- DIRECTIONS -
Transcribe the records below exactly.

- RECORDS SUPPLIED -
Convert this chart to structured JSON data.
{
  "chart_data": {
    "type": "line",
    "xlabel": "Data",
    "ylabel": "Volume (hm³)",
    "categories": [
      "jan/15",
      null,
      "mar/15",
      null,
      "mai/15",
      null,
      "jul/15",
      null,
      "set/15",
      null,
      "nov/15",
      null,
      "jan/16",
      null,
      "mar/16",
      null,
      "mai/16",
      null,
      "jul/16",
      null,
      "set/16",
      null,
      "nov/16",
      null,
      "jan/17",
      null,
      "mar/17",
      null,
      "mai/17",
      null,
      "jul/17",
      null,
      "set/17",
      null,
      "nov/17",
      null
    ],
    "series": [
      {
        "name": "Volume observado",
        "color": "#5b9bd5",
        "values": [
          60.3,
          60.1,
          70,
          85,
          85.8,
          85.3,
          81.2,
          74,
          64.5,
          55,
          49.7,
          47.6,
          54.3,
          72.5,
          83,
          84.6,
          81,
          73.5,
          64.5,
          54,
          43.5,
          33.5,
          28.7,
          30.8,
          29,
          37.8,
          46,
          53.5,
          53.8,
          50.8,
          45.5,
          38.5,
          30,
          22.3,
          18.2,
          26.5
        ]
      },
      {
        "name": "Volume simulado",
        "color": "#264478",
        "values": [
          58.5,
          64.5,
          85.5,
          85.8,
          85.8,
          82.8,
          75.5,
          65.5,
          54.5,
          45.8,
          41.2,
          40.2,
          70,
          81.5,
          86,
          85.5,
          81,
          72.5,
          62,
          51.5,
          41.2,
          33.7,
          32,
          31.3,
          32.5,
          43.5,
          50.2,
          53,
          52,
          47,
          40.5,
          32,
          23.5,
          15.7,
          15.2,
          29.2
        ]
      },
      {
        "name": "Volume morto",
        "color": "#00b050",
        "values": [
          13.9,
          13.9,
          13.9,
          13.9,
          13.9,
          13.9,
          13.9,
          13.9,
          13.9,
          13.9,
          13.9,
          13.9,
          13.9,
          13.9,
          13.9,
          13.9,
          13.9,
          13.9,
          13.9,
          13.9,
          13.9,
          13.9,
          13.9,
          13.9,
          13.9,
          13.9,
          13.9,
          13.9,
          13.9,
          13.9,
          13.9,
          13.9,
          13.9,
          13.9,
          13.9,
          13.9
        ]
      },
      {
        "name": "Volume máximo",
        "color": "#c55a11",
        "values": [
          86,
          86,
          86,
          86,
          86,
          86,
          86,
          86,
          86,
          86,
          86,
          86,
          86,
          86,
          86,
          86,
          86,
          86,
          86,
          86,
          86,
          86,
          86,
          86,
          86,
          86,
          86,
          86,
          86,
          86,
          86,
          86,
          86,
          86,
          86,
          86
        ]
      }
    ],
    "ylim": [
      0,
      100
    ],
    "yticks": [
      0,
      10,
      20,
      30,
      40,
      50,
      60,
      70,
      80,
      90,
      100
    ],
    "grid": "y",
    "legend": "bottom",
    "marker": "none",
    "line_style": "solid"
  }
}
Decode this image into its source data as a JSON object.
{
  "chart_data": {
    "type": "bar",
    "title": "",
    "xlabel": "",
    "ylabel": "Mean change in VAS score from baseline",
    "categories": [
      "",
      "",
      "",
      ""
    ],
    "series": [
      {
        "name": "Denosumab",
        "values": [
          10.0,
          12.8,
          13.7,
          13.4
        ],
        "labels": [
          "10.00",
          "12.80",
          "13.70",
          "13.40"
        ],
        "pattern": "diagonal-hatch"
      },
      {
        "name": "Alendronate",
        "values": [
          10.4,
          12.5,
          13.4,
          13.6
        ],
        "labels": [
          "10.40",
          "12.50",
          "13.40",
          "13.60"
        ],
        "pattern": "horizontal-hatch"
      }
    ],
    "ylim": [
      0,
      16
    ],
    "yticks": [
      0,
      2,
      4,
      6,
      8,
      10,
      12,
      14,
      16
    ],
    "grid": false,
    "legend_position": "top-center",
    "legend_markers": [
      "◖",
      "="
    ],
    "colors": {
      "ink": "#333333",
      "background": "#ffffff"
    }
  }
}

- THE COMPLETED TASK -
Convert this chart to structured JSON data.
{
  "chart_data": {
    "type": "line",
    "xlabel": "Data",
    "ylabel": "Volume (hm³)",
    "categories": [
      "jan/15",
      null,
      "mar/15",
      null,
      "mai/15",
      null,
      "jul/15",
      null,
      "set/15",
      null,
      "nov/15",
      null,
      "jan/16",
      null,
      "mar/16",
      null,
      "mai/16",
      null,
      "jul/16",
      null,
      "set/16",
      null,
      "nov/16",
      null,
      "jan/17",
      null,
      "mar/17",
      null,
      "mai/17",
      null,
      "jul/17",
      null,
      "set/17",
      null,
      "nov/17",
      null
    ],
    "series": [
      {
        "name": "Volume observado",
        "color": "#5b9bd5",
        "values": [
          60.3,
          60.1,
          70,
          85,
          85.8,
          85.3,
          81.2,
          74,
          64.5,
          55,
          49.7,
          47.6,
          54.3,
          72.5,
          83,
          84.6,
          81,
          73.5,
          64.5,
          54,
          43.5,
          33.5,
          28.7,
          30.8,
          29,
          37.8,
          46,
          53.5,
          53.8,
          50.8,
          45.5,
          38.5,
          30,
          22.3,
          18.2,
          26.5
        ]
      },
      {
        "name": "Volume simulado",
        "color": "#264478",
        "values": [
          58.5,
          64.5,
          85.5,
          85.8,
          85.8,
          82.8,
          75.5,
          65.5,
          54.5,
          45.8,
          41.2,
          40.2,
          70,
          81.5,
          86,
          85.5,
          81,
          72.5,
          62,
          51.5,
          41.2,
          33.7,
          32,
          31.3,
          32.5,
          43.5,
          50.2,
          53,
          52,
          47,
          40.5,
          32,
          23.5,
          15.7,
          15.2,
          29.2
        ]
      },
      {
        "name": "Volume morto",
        "color": "#00b050",
        "values": [
          13.9,
          13.9,
          13.9,
          13.9,
          13.9,
          13.9,
          13.9,
          13.9,
          13.9,
          13.9,
          13.9,
          13.9,
          13.9,
          13.9,
          13.9,
          13.9,
          13.9,
          13.9,
          13.9,
          13.9,
          13.9,
          13.9,
          13.9,
          13.9,
          13.9,
          13.9,
          13.9,
          13.9,
          13.9,
          13.9,
          13.9,
          13.9,
          13.9,
          13.9,
          13.9,
          13.9
        ]
      },
      {
        "name": "Volume máximo",
        "color": "#c55a11",
        "values": [
          86,
          86,
          86,
          86,
          86,
          86,
          86,
          86,
          86,
          86,
          86,
          86,
          86,
          86,
          86,
          86,
          86,
          86,
          86,
          86,
          86,
          86,
          86,
          86,
          86,
          86,
          86,
          86,
          86,
          86,
          86,
          86,
          86,
          86,
          86,
          86
        ]
      }
    ],
    "ylim": [
      0,
      100
    ],
    "yticks": [
      0,
      10,
      20,
      30,
      40,
      50,
      60,
      70,
      80,
      90,
      100
    ],
    "grid": "y",
    "legend": "bottom",
    "marker": "none",
    "line_style": "solid"
  }
}
Decode this image into its source data as a JSON object.
{
  "chart_data": {
    "type": "bar",
    "title": "",
    "xlabel": "",
    "ylabel": "Mean change in VAS score from baseline",
    "categories": [
      "",
      "",
      "",
      ""
    ],
    "series": [
      {
        "name": "Denosumab",
        "values": [
          10.0,
          12.8,
          13.7,
          13.4
        ],
        "labels": [
          "10.00",
          "12.80",
          "13.70",
          "13.40"
        ],
        "pattern": "diagonal-hatch"
      },
      {
        "name": "Alendronate",
        "values": [
          10.4,
          12.5,
          13.4,
          13.6
        ],
        "labels": [
          "10.40",
          "12.50",
          "13.40",
          "13.60"
        ],
        "pattern": "horizontal-hatch"
      }
    ],
    "ylim": [
      0,
      16
    ],
    "yticks": [
      0,
      2,
      4,
      6,
      8,
      10,
      12,
      14,
      16
    ],
    "grid": false,
    "legend_position": "top-center",
    "legend_markers": [
      "◖",
      "="
    ],
    "colors": {
      "ink": "#333333",
      "background": "#ffffff"
    }
  }
}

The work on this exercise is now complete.